■ Task details ■
Search the material below for the string "this" and extract each line that has it.

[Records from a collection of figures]
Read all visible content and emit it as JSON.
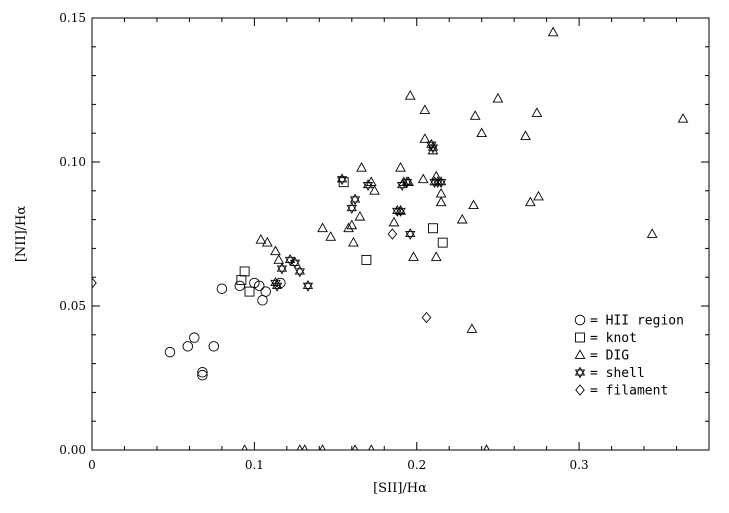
{
  "chart_data": {
    "type": "scatter",
    "xlabel": "[SII]/Hα",
    "ylabel": "[NII]/Hα",
    "xlim": [
      0,
      0.38
    ],
    "ylim": [
      0,
      0.15
    ],
    "xticks": [
      0,
      0.1,
      0.2,
      0.3
    ],
    "xtick_labels": [
      "0",
      "0.1",
      "0.2",
      "0.3"
    ],
    "yticks": [
      0,
      0.05,
      0.1,
      0.15
    ],
    "ytick_labels": [
      "0.00",
      "0.05",
      "0.10",
      "0.15"
    ],
    "grid": false,
    "legend_position": "bottom-right",
    "series": [
      {
        "name": "HII region",
        "marker": "circle",
        "x": [
          0.048,
          0.059,
          0.063,
          0.068,
          0.068,
          0.075,
          0.08,
          0.091,
          0.1,
          0.103,
          0.105,
          0.107,
          0.116
        ],
        "y": [
          0.034,
          0.036,
          0.039,
          0.027,
          0.026,
          0.036,
          0.056,
          0.057,
          0.058,
          0.057,
          0.052,
          0.055,
          0.058
        ]
      },
      {
        "name": "knot",
        "marker": "square",
        "x": [
          0.092,
          0.094,
          0.097,
          0.155,
          0.169,
          0.21,
          0.216
        ],
        "y": [
          0.059,
          0.062,
          0.055,
          0.093,
          0.066,
          0.077,
          0.072
        ]
      },
      {
        "name": "DIG",
        "marker": "triangle",
        "x": [
          0.104,
          0.108,
          0.113,
          0.115,
          0.142,
          0.147,
          0.158,
          0.16,
          0.161,
          0.165,
          0.166,
          0.172,
          0.174,
          0.186,
          0.19,
          0.19,
          0.192,
          0.195,
          0.196,
          0.198,
          0.204,
          0.205,
          0.205,
          0.21,
          0.212,
          0.212,
          0.215,
          0.215,
          0.228,
          0.234,
          0.235,
          0.236,
          0.24,
          0.25,
          0.267,
          0.27,
          0.274,
          0.275,
          0.284,
          0.345,
          0.364
        ],
        "y": [
          0.073,
          0.072,
          0.069,
          0.066,
          0.077,
          0.074,
          0.077,
          0.078,
          0.072,
          0.081,
          0.098,
          0.093,
          0.09,
          0.079,
          0.083,
          0.098,
          0.093,
          0.093,
          0.123,
          0.067,
          0.094,
          0.108,
          0.118,
          0.104,
          0.067,
          0.095,
          0.089,
          0.086,
          0.08,
          0.042,
          0.085,
          0.116,
          0.11,
          0.122,
          0.109,
          0.086,
          0.117,
          0.088,
          0.145,
          0.075,
          0.115
        ]
      },
      {
        "name": "shell",
        "marker": "star",
        "x": [
          0.113,
          0.114,
          0.117,
          0.122,
          0.125,
          0.128,
          0.133,
          0.154,
          0.16,
          0.162,
          0.17,
          0.188,
          0.19,
          0.191,
          0.194,
          0.196,
          0.209,
          0.21,
          0.211,
          0.213,
          0.215
        ],
        "y": [
          0.058,
          0.057,
          0.063,
          0.066,
          0.065,
          0.062,
          0.057,
          0.094,
          0.084,
          0.087,
          0.092,
          0.083,
          0.083,
          0.092,
          0.093,
          0.075,
          0.106,
          0.105,
          0.093,
          0.093,
          0.093
        ]
      },
      {
        "name": "filament",
        "marker": "diamond",
        "x": [
          0.0,
          0.185,
          0.206
        ],
        "y": [
          0.058,
          0.075,
          0.046
        ]
      }
    ],
    "axis_edge_markers": [
      {
        "marker": "triangle",
        "x": [
          0.094,
          0.128,
          0.131,
          0.142,
          0.162,
          0.172,
          0.243
        ],
        "y": [
          0,
          0,
          0,
          0,
          0,
          0,
          0
        ]
      }
    ]
  }
}
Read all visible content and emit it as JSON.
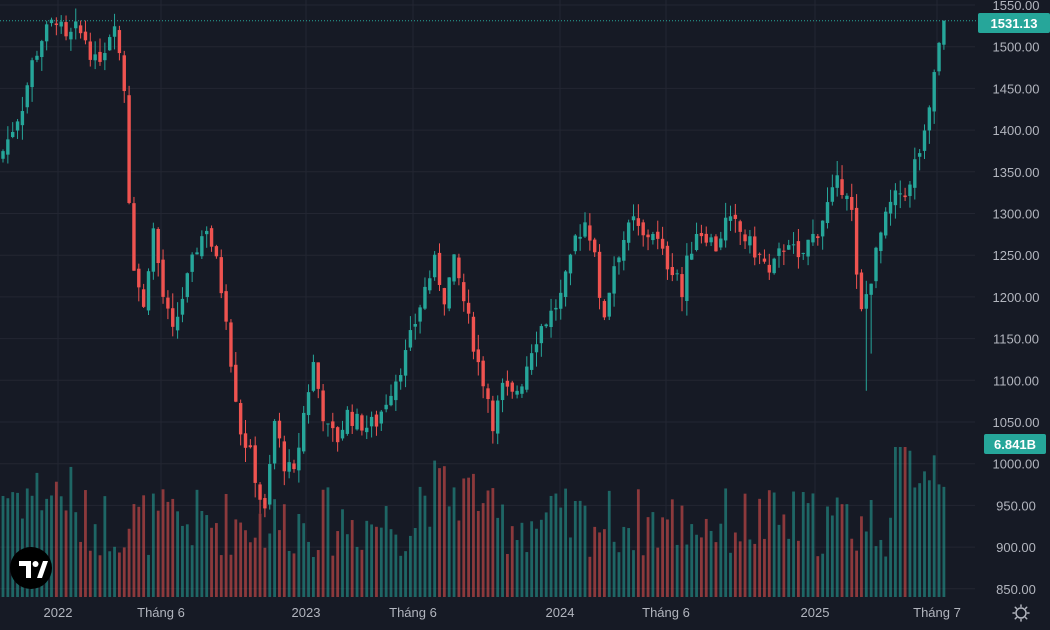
{
  "chart_data": {
    "type": "candlestick",
    "x_ticks": [
      "2022",
      "Tháng 6",
      "2023",
      "Tháng 6",
      "2024",
      "Tháng 6",
      "2025",
      "Tháng 7"
    ],
    "y_ticks": [
      "1550.00",
      "1500.00",
      "1450.00",
      "1400.00",
      "1350.00",
      "1300.00",
      "1250.00",
      "1200.00",
      "1150.00",
      "1100.00",
      "1050.00",
      "1000.00",
      "950.00",
      "900.00",
      "850.00"
    ],
    "ylim": [
      845,
      1555
    ],
    "last_price_label": "1531.13",
    "last_price": 1531.13,
    "volume_label": "6.841B",
    "close_path": [
      [
        0,
        1375
      ],
      [
        4,
        1430
      ],
      [
        6,
        1480
      ],
      [
        8,
        1510
      ],
      [
        11,
        1535
      ],
      [
        13,
        1505
      ],
      [
        15,
        1520
      ],
      [
        17,
        1510
      ],
      [
        19,
        1480
      ],
      [
        21,
        1500
      ],
      [
        23,
        1535
      ],
      [
        25,
        1450
      ],
      [
        26,
        1320
      ],
      [
        27,
        1240
      ],
      [
        29,
        1185
      ],
      [
        30,
        1240
      ],
      [
        31,
        1280
      ],
      [
        33,
        1200
      ],
      [
        35,
        1155
      ],
      [
        37,
        1200
      ],
      [
        40,
        1260
      ],
      [
        42,
        1285
      ],
      [
        44,
        1240
      ],
      [
        46,
        1180
      ],
      [
        47,
        1125
      ],
      [
        49,
        1040
      ],
      [
        51,
        1010
      ],
      [
        53,
        960
      ],
      [
        54,
        940
      ],
      [
        56,
        1050
      ],
      [
        58,
        1000
      ],
      [
        60,
        985
      ],
      [
        62,
        1060
      ],
      [
        64,
        1120
      ],
      [
        66,
        1060
      ],
      [
        67,
        1040
      ],
      [
        69,
        1030
      ],
      [
        71,
        1060
      ],
      [
        73,
        1050
      ],
      [
        75,
        1045
      ],
      [
        77,
        1050
      ],
      [
        80,
        1090
      ],
      [
        83,
        1130
      ],
      [
        85,
        1170
      ],
      [
        87,
        1210
      ],
      [
        89,
        1240
      ],
      [
        91,
        1200
      ],
      [
        93,
        1240
      ],
      [
        94,
        1220
      ],
      [
        96,
        1170
      ],
      [
        98,
        1120
      ],
      [
        100,
        1080
      ],
      [
        101,
        1050
      ],
      [
        103,
        1090
      ],
      [
        105,
        1080
      ],
      [
        107,
        1100
      ],
      [
        109,
        1140
      ],
      [
        111,
        1165
      ],
      [
        113,
        1180
      ],
      [
        115,
        1200
      ],
      [
        117,
        1240
      ],
      [
        118,
        1270
      ],
      [
        120,
        1290
      ],
      [
        122,
        1260
      ],
      [
        123,
        1190
      ],
      [
        124,
        1180
      ],
      [
        126,
        1240
      ],
      [
        128,
        1270
      ],
      [
        130,
        1290
      ],
      [
        132,
        1270
      ],
      [
        134,
        1280
      ],
      [
        136,
        1250
      ],
      [
        137,
        1240
      ],
      [
        139,
        1230
      ],
      [
        140,
        1200
      ],
      [
        141,
        1240
      ],
      [
        143,
        1280
      ],
      [
        145,
        1275
      ],
      [
        147,
        1260
      ],
      [
        149,
        1290
      ],
      [
        151,
        1285
      ],
      [
        153,
        1270
      ],
      [
        155,
        1255
      ],
      [
        157,
        1240
      ],
      [
        158,
        1225
      ],
      [
        160,
        1250
      ],
      [
        162,
        1270
      ],
      [
        164,
        1240
      ],
      [
        166,
        1265
      ],
      [
        168,
        1280
      ],
      [
        170,
        1310
      ],
      [
        172,
        1335
      ],
      [
        174,
        1330
      ],
      [
        175,
        1300
      ],
      [
        176,
        1220
      ],
      [
        177,
        1180
      ],
      [
        179,
        1225
      ],
      [
        181,
        1275
      ],
      [
        183,
        1310
      ],
      [
        185,
        1325
      ],
      [
        187,
        1330
      ],
      [
        188,
        1360
      ],
      [
        190,
        1390
      ],
      [
        191,
        1420
      ],
      [
        192,
        1470
      ],
      [
        193,
        1500
      ],
      [
        194,
        1531.13
      ]
    ],
    "series": [
      {
        "name": "",
        "color_up": "#26a69a",
        "color_down": "#ef5350"
      }
    ],
    "grid": true,
    "last_price_line": "dotted"
  }
}
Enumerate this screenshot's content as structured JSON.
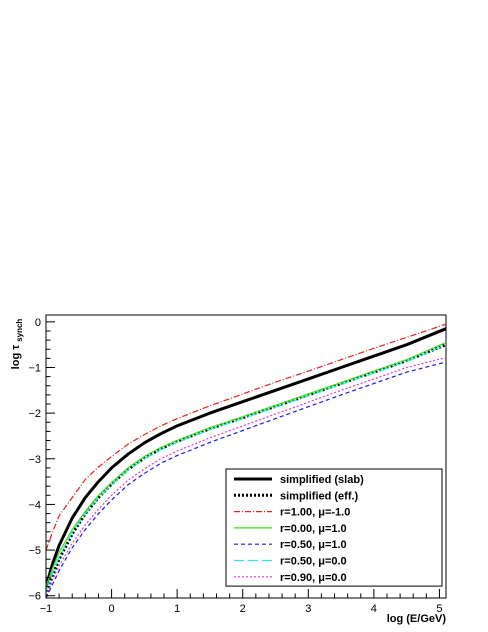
{
  "chart_data": {
    "type": "line",
    "xlabel": "log (E/GeV)",
    "ylabel_main": "log τ",
    "ylabel_sub": "synch",
    "xlim": [
      -1,
      5.1
    ],
    "ylim": [
      -6.05,
      0.15
    ],
    "x_ticks": [
      -1,
      0,
      1,
      2,
      3,
      4,
      5
    ],
    "x_tick_labels": [
      "−1",
      "0",
      "1",
      "2",
      "3",
      "4",
      "5"
    ],
    "y_ticks": [
      -6,
      -5,
      -4,
      -3,
      -2,
      -1,
      0
    ],
    "y_tick_labels": [
      "−6",
      "−5",
      "−4",
      "−3",
      "−2",
      "−1",
      "0"
    ],
    "grid": false,
    "legend_position": "bottom-right",
    "x": [
      -1.0,
      -0.9,
      -0.8,
      -0.6,
      -0.4,
      -0.2,
      0.0,
      0.25,
      0.5,
      0.75,
      1.0,
      1.5,
      2.0,
      2.5,
      3.0,
      3.5,
      4.0,
      4.5,
      5.1
    ],
    "series": [
      {
        "name": "simplified (slab)",
        "color": "#000000",
        "style": "solid",
        "width": 3,
        "values": [
          -5.8,
          -5.3,
          -4.9,
          -4.3,
          -3.85,
          -3.5,
          -3.2,
          -2.9,
          -2.65,
          -2.45,
          -2.28,
          -2.0,
          -1.75,
          -1.5,
          -1.25,
          -1.0,
          -0.75,
          -0.5,
          -0.15
        ]
      },
      {
        "name": "simplified (eff.)",
        "color": "#000000",
        "style": "dotted",
        "width": 3,
        "values": [
          -6.0,
          -5.55,
          -5.2,
          -4.65,
          -4.2,
          -3.85,
          -3.55,
          -3.23,
          -2.98,
          -2.78,
          -2.62,
          -2.34,
          -2.1,
          -1.85,
          -1.6,
          -1.35,
          -1.1,
          -0.85,
          -0.5
        ]
      },
      {
        "name": "r=1.00, μ=-1.0",
        "color": "#e8201a",
        "style": "dashdot",
        "width": 1.2,
        "values": [
          -5.0,
          -4.6,
          -4.25,
          -3.85,
          -3.45,
          -3.18,
          -2.95,
          -2.68,
          -2.47,
          -2.28,
          -2.12,
          -1.84,
          -1.58,
          -1.32,
          -1.08,
          -0.83,
          -0.58,
          -0.34,
          -0.05
        ]
      },
      {
        "name": "r=0.00, μ=1.0",
        "color": "#33e61a",
        "style": "solid",
        "width": 1.2,
        "values": [
          -5.8,
          -5.4,
          -5.05,
          -4.55,
          -4.15,
          -3.8,
          -3.52,
          -3.2,
          -2.95,
          -2.75,
          -2.6,
          -2.32,
          -2.08,
          -1.83,
          -1.58,
          -1.33,
          -1.08,
          -0.83,
          -0.45
        ]
      },
      {
        "name": "r=0.50, μ=1.0",
        "color": "#1a1ae6",
        "style": "dashed",
        "width": 1.2,
        "values": [
          -6.05,
          -5.75,
          -5.45,
          -4.95,
          -4.55,
          -4.2,
          -3.9,
          -3.57,
          -3.32,
          -3.1,
          -2.93,
          -2.64,
          -2.38,
          -2.12,
          -1.86,
          -1.6,
          -1.35,
          -1.1,
          -0.88
        ]
      },
      {
        "name": "r=0.50, μ=0.0",
        "color": "#33e6e6",
        "style": "longdash",
        "width": 1.2,
        "values": [
          -5.9,
          -5.5,
          -5.15,
          -4.6,
          -4.2,
          -3.85,
          -3.57,
          -3.25,
          -3.0,
          -2.8,
          -2.64,
          -2.36,
          -2.12,
          -1.87,
          -1.62,
          -1.37,
          -1.12,
          -0.87,
          -0.5
        ]
      },
      {
        "name": "r=0.90, μ=0.0",
        "color": "#e633e6",
        "style": "dotted",
        "width": 1.2,
        "values": [
          -6.0,
          -5.65,
          -5.35,
          -4.85,
          -4.45,
          -4.1,
          -3.8,
          -3.47,
          -3.22,
          -3.0,
          -2.83,
          -2.54,
          -2.28,
          -2.02,
          -1.76,
          -1.5,
          -1.25,
          -1.0,
          -0.78
        ]
      }
    ]
  }
}
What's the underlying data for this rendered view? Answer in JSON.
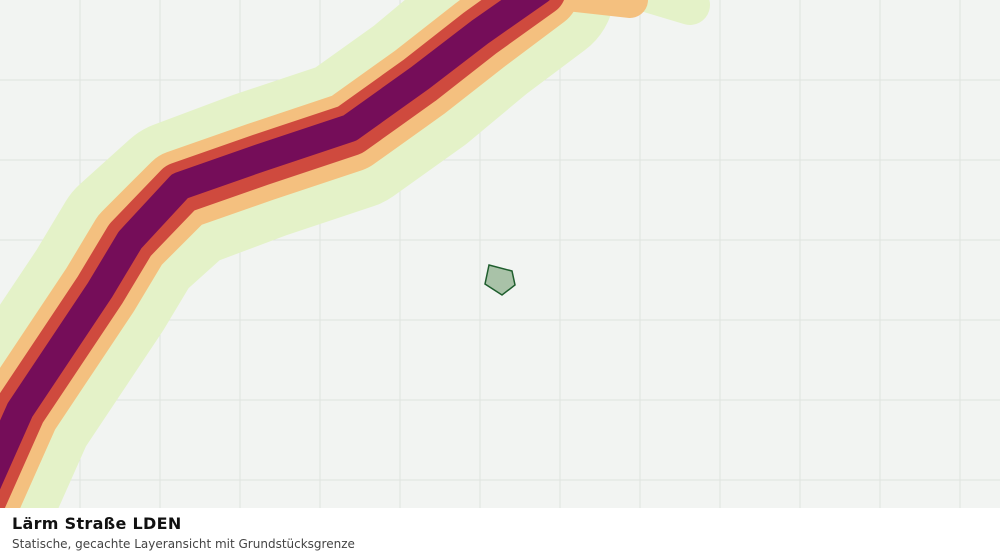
{
  "caption": {
    "title": "Lärm Straße LDEN",
    "subtitle": "Statische, gecachte Layeransicht mit Grundstücksgrenze"
  }
}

■ Output of the exercise ■
Enumerate this screenshot's content as structured JSON.
What's the underlying data for this rendered view? Answer in JSON.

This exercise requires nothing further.